Task brief:
Transcribe the records below exactly as they appear, omitting any pictures.

Items:
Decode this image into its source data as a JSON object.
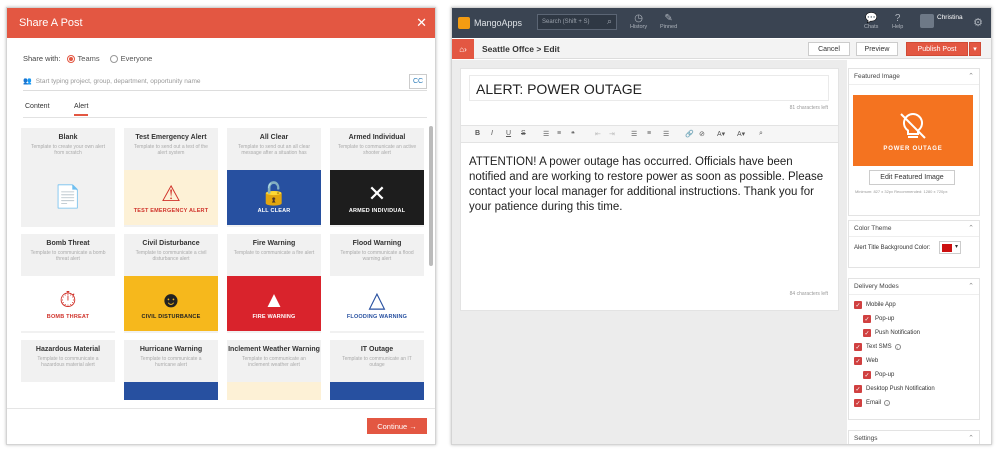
{
  "left": {
    "title": "Share A Post",
    "share_with_label": "Share with:",
    "options": [
      "Teams",
      "Everyone"
    ],
    "search_placeholder": "Start typing project, group, department, opportunity name",
    "cc_label": "CC",
    "tabs": [
      "Content",
      "Alert"
    ],
    "continue_label": "Continue →",
    "cards": [
      {
        "title": "Blank",
        "desc": "Template to create your own alert from scratch",
        "caption": "",
        "bg": "#f1f1f1",
        "fg": "#555",
        "icon": "📄"
      },
      {
        "title": "Test Emergency Alert",
        "desc": "Template to send out a test of the alert system",
        "caption": "TEST EMERGENCY ALERT",
        "bg": "#fdf1d6",
        "fg": "#d0332b",
        "icon": "⚠"
      },
      {
        "title": "All Clear",
        "desc": "Template to send out an all clear message after a situation has",
        "caption": "ALL CLEAR",
        "bg": "#2750a0",
        "fg": "#ffffff",
        "icon": "🔓"
      },
      {
        "title": "Armed Individual",
        "desc": "Template to communicate an active shooter alert",
        "caption": "ARMED INDIVIDUAL",
        "bg": "#1d1d1d",
        "fg": "#ffffff",
        "icon": "✕"
      },
      {
        "title": "Bomb Threat",
        "desc": "Template to communicate a bomb threat alert",
        "caption": "BOMB THREAT",
        "bg": "#ffffff",
        "fg": "#d0332b",
        "icon": "⏱"
      },
      {
        "title": "Civil Disturbance",
        "desc": "Template to communicate a civil disturbance alert",
        "caption": "CIVIL DISTURBANCE",
        "bg": "#f6b81c",
        "fg": "#222222",
        "icon": "☻"
      },
      {
        "title": "Fire Warning",
        "desc": "Template to communicate a fire alert",
        "caption": "FIRE WARNING",
        "bg": "#d9232c",
        "fg": "#ffffff",
        "icon": "▲"
      },
      {
        "title": "Flood Warning",
        "desc": "Template to communicate a flood warning alert",
        "caption": "FLOODING WARNING",
        "bg": "#ffffff",
        "fg": "#2750a0",
        "icon": "△"
      },
      {
        "title": "Hazardous Material",
        "desc": "Template to communicate a hazardous material alert",
        "caption": "",
        "bg": "#ffffff",
        "fg": "#333",
        "icon": ""
      },
      {
        "title": "Hurricane Warning",
        "desc": "Template to communicate a hurricane alert",
        "caption": "",
        "bg": "#2750a0",
        "fg": "#fff",
        "icon": ""
      },
      {
        "title": "Inclement Weather Warning",
        "desc": "Template to communicate an inclement weather alert",
        "caption": "",
        "bg": "#fdf1d6",
        "fg": "#333",
        "icon": ""
      },
      {
        "title": "IT Outage",
        "desc": "Template to communicate an IT outage",
        "caption": "",
        "bg": "#2750a0",
        "fg": "#fff",
        "icon": ""
      }
    ]
  },
  "right": {
    "app_name": "MangoApps",
    "search_placeholder": "Search (Shift + S)",
    "top_icons": [
      "History",
      "Pinned",
      "Chats",
      "Help"
    ],
    "user_name": "Christina",
    "breadcrumb": "Seattle Offce > Edit",
    "cancel_label": "Cancel",
    "preview_label": "Preview",
    "publish_label": "Publish Post",
    "post_title": "ALERT: POWER OUTAGE",
    "title_count": "81 characters left",
    "body_text": "ATTENTION! A power outage has occurred. Officials have been notified and are working to restore power as soon as possible. Please contact your local manager for additional instructions. Thank you for your patience during this time.",
    "body_count": "84 characters left",
    "featured_image_heading": "Featured Image",
    "featured_image_caption": "POWER OUTAGE",
    "edit_featured_label": "Edit Featured Image",
    "image_note": "Minimum: 827 x 32px  Recommended: 1280 x 720px",
    "color_theme_heading": "Color Theme",
    "alert_bg_label": "Alert Title Background Color:",
    "alert_color": "#cc1010",
    "delivery_heading": "Delivery Modes",
    "delivery": [
      {
        "label": "Mobile App",
        "indent": 0,
        "info": false
      },
      {
        "label": "Pop-up",
        "indent": 1,
        "info": false
      },
      {
        "label": "Push Notification",
        "indent": 1,
        "info": false
      },
      {
        "label": "Text SMS",
        "indent": 0,
        "info": true
      },
      {
        "label": "Web",
        "indent": 0,
        "info": false
      },
      {
        "label": "Pop-up",
        "indent": 1,
        "info": false
      },
      {
        "label": "Desktop Push Notification",
        "indent": 0,
        "info": false
      },
      {
        "label": "Email",
        "indent": 0,
        "info": true
      }
    ],
    "settings_heading": "Settings"
  }
}
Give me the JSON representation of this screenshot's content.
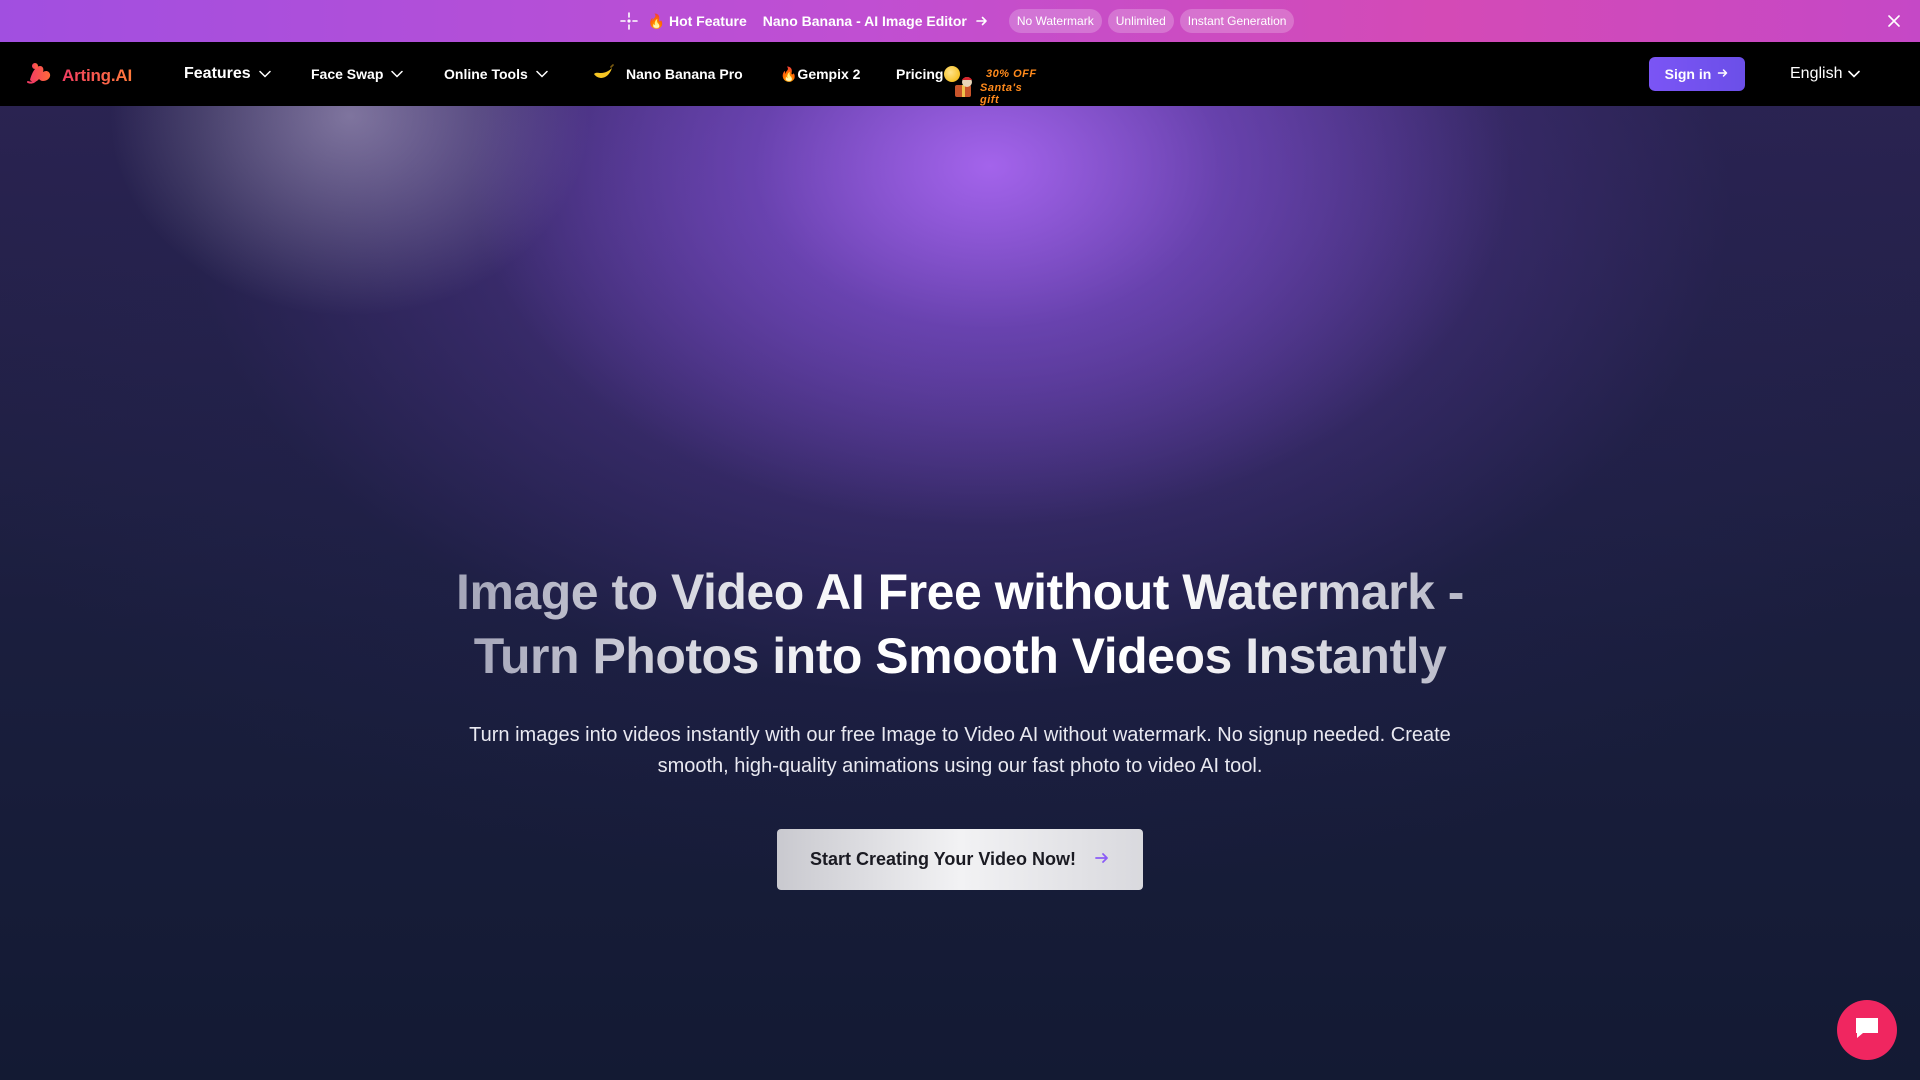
{
  "announcement": {
    "sparkle_icon": "sparkle-icon",
    "fire_emoji": "🔥",
    "hot_label": "Hot Feature",
    "link_text": "Nano Banana - AI Image Editor",
    "pills": [
      "No Watermark",
      "Unlimited",
      "Instant Generation"
    ],
    "close_icon": "close-icon",
    "colors": {
      "start": "#a14fe0",
      "end": "#d44ab6"
    }
  },
  "nav": {
    "logo_text": "Arting.AI",
    "items": {
      "features": "Features",
      "face_swap": "Face Swap",
      "online_tools": "Online Tools",
      "nano_banana_pro": "Nano Banana Pro",
      "gempix": "🔥Gempix 2",
      "pricing": "Pricing"
    },
    "promo": {
      "line1": "30% OFF",
      "line2": "Santa's gift"
    },
    "signin_label": "Sign in",
    "language": "English",
    "colors": {
      "signin": "#7b55f5",
      "logo": "#f23d62"
    }
  },
  "hero": {
    "title_line1": "Image to Video AI Free without Watermark -",
    "title_line2": "Turn Photos into Smooth Videos Instantly",
    "subtitle_line1": "Turn images into videos instantly with our free Image to Video AI without watermark. No signup needed. Create",
    "subtitle_line2": "smooth, high-quality animations using our fast photo to video AI tool.",
    "cta_label": "Start Creating Your Video Now!",
    "accent": "#a866f0"
  },
  "chat": {
    "icon": "chat-bubble-icon",
    "color": "#f02660"
  }
}
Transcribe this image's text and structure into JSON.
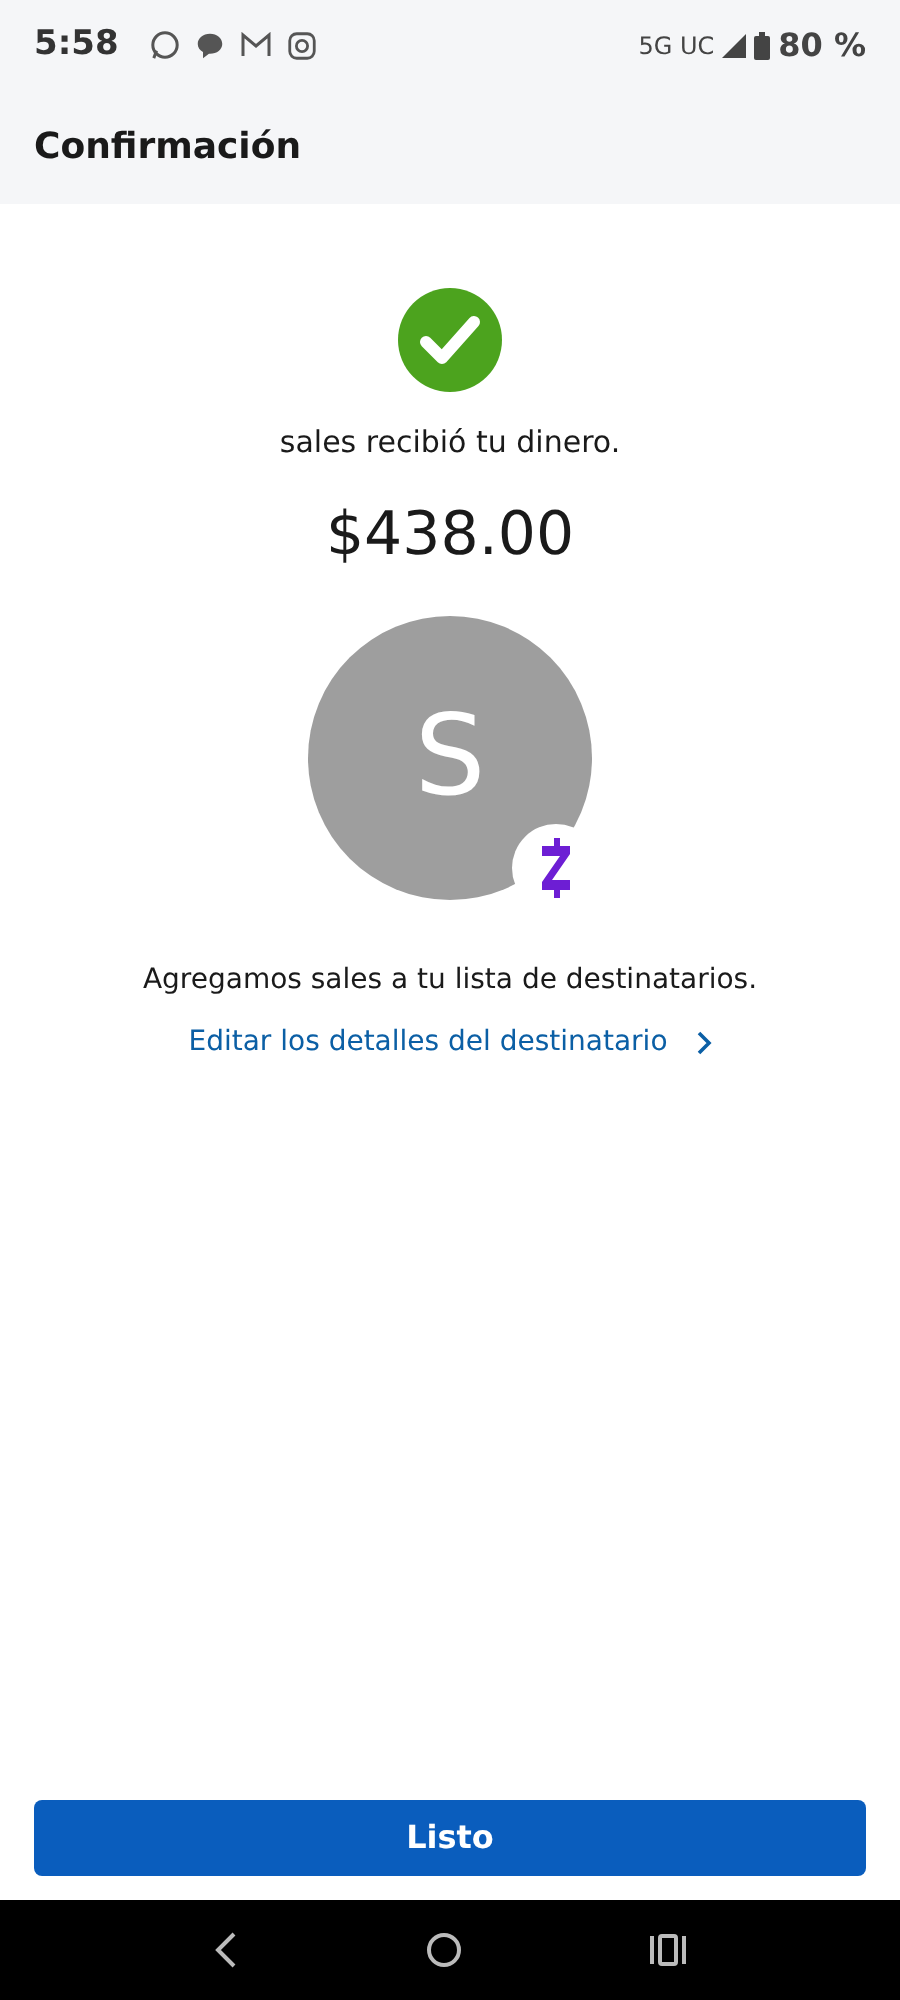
{
  "status_bar": {
    "time": "5:58",
    "network": "5G UC",
    "battery": "80 %"
  },
  "header": {
    "title": "Confirmación"
  },
  "confirmation": {
    "message": "sales recibió tu dinero.",
    "amount": "$438.00"
  },
  "recipient": {
    "initial": "S",
    "note": "Agregamos sales a tu lista de destinatarios.",
    "edit_link": "Editar los detalles del destinatario"
  },
  "buttons": [
    "Listo"
  ]
}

Written response:
Decode this image into its source data as a JSON object.
{
  "left": {
    "title": "Share A Post",
    "share_with_label": "Share with:",
    "options": [
      "Teams",
      "Everyone"
    ],
    "search_placeholder": "Start typing project, group, department, opportunity name",
    "cc_label": "CC",
    "tabs": [
      "Content",
      "Alert"
    ],
    "continue_label": "Continue →",
    "cards": [
      {
        "title": "Blank",
        "desc": "Template to create your own alert from scratch",
        "caption": "",
        "bg": "#f1f1f1",
        "fg": "#555",
        "icon": "📄"
      },
      {
        "title": "Test Emergency Alert",
        "desc": "Template to send out a test of the alert system",
        "caption": "TEST EMERGENCY ALERT",
        "bg": "#fdf1d6",
        "fg": "#d0332b",
        "icon": "⚠"
      },
      {
        "title": "All Clear",
        "desc": "Template to send out an all clear message after a situation has",
        "caption": "ALL CLEAR",
        "bg": "#2750a0",
        "fg": "#ffffff",
        "icon": "🔓"
      },
      {
        "title": "Armed Individual",
        "desc": "Template to communicate an active shooter alert",
        "caption": "ARMED INDIVIDUAL",
        "bg": "#1d1d1d",
        "fg": "#ffffff",
        "icon": "✕"
      },
      {
        "title": "Bomb Threat",
        "desc": "Template to communicate a bomb threat alert",
        "caption": "BOMB THREAT",
        "bg": "#ffffff",
        "fg": "#d0332b",
        "icon": "⏱"
      },
      {
        "title": "Civil Disturbance",
        "desc": "Template to communicate a civil disturbance alert",
        "caption": "CIVIL DISTURBANCE",
        "bg": "#f6b81c",
        "fg": "#222222",
        "icon": "☻"
      },
      {
        "title": "Fire Warning",
        "desc": "Template to communicate a fire alert",
        "caption": "FIRE WARNING",
        "bg": "#d9232c",
        "fg": "#ffffff",
        "icon": "▲"
      },
      {
        "title": "Flood Warning",
        "desc": "Template to communicate a flood warning alert",
        "caption": "FLOODING WARNING",
        "bg": "#ffffff",
        "fg": "#2750a0",
        "icon": "△"
      },
      {
        "title": "Hazardous Material",
        "desc": "Template to communicate a hazardous material alert",
        "caption": "",
        "bg": "#ffffff",
        "fg": "#333",
        "icon": ""
      },
      {
        "title": "Hurricane Warning",
        "desc": "Template to communicate a hurricane alert",
        "caption": "",
        "bg": "#2750a0",
        "fg": "#fff",
        "icon": ""
      },
      {
        "title": "Inclement Weather Warning",
        "desc": "Template to communicate an inclement weather alert",
        "caption": "",
        "bg": "#fdf1d6",
        "fg": "#333",
        "icon": ""
      },
      {
        "title": "IT Outage",
        "desc": "Template to communicate an IT outage",
        "caption": "",
        "bg": "#2750a0",
        "fg": "#fff",
        "icon": ""
      }
    ]
  },
  "right": {
    "app_name": "MangoApps",
    "search_placeholder": "Search (Shift + S)",
    "top_icons": [
      "History",
      "Pinned",
      "Chats",
      "Help"
    ],
    "user_name": "Christina",
    "breadcrumb": "Seattle Offce > Edit",
    "cancel_label": "Cancel",
    "preview_label": "Preview",
    "publish_label": "Publish Post",
    "post_title": "ALERT: POWER OUTAGE",
    "title_count": "81 characters left",
    "body_text": "ATTENTION! A power outage has occurred. Officials have been notified and are working to restore power as soon as possible. Please contact your local manager for additional instructions. Thank you for your patience during this time.",
    "body_count": "84 characters left",
    "featured_image_heading": "Featured Image",
    "featured_image_caption": "POWER OUTAGE",
    "edit_featured_label": "Edit Featured Image",
    "image_note": "Minimum: 827 x 32px  Recommended: 1280 x 720px",
    "color_theme_heading": "Color Theme",
    "alert_bg_label": "Alert Title Background Color:",
    "alert_color": "#cc1010",
    "delivery_heading": "Delivery Modes",
    "delivery": [
      {
        "label": "Mobile App",
        "indent": 0,
        "info": false
      },
      {
        "label": "Pop-up",
        "indent": 1,
        "info": false
      },
      {
        "label": "Push Notification",
        "indent": 1,
        "info": false
      },
      {
        "label": "Text SMS",
        "indent": 0,
        "info": true
      },
      {
        "label": "Web",
        "indent": 0,
        "info": false
      },
      {
        "label": "Pop-up",
        "indent": 1,
        "info": false
      },
      {
        "label": "Desktop Push Notification",
        "indent": 0,
        "info": false
      },
      {
        "label": "Email",
        "indent": 0,
        "info": true
      }
    ],
    "settings_heading": "Settings"
  }
}
Give me the JSON representation of this screenshot's content.
{
  "announcement": {
    "sparkle_icon": "sparkle-icon",
    "fire_emoji": "🔥",
    "hot_label": "Hot Feature",
    "link_text": "Nano Banana - AI Image Editor",
    "pills": [
      "No Watermark",
      "Unlimited",
      "Instant Generation"
    ],
    "close_icon": "close-icon",
    "colors": {
      "start": "#a14fe0",
      "end": "#d44ab6"
    }
  },
  "nav": {
    "logo_text": "Arting.AI",
    "items": {
      "features": "Features",
      "face_swap": "Face Swap",
      "online_tools": "Online Tools",
      "nano_banana_pro": "Nano Banana Pro",
      "gempix": "🔥Gempix 2",
      "pricing": "Pricing"
    },
    "promo": {
      "line1": "30% OFF",
      "line2": "Santa's gift"
    },
    "signin_label": "Sign in",
    "language": "English",
    "colors": {
      "signin": "#7b55f5",
      "logo": "#f23d62"
    }
  },
  "hero": {
    "title_line1": "Image to Video AI Free without Watermark -",
    "title_line2": "Turn Photos into Smooth Videos Instantly",
    "subtitle_line1": "Turn images into videos instantly with our free Image to Video AI without watermark. No signup needed. Create",
    "subtitle_line2": "smooth, high-quality animations using our fast photo to video AI tool.",
    "cta_label": "Start Creating Your Video Now!",
    "accent": "#a866f0"
  },
  "chat": {
    "icon": "chat-bubble-icon",
    "color": "#f02660"
  }
}
Transcribe this image's text and structure into JSON.
{
  "status_bar": {
    "time": "5:58",
    "network": "5G UC",
    "battery": "80 %"
  },
  "header": {
    "title": "Confirmación"
  },
  "confirmation": {
    "message": "sales recibió tu dinero.",
    "amount": "$438.00"
  },
  "recipient": {
    "initial": "S",
    "note": "Agregamos sales a tu lista de destinatarios.",
    "edit_link": "Editar los detalles del destinatario"
  },
  "buttons": [
    "Listo"
  ]
}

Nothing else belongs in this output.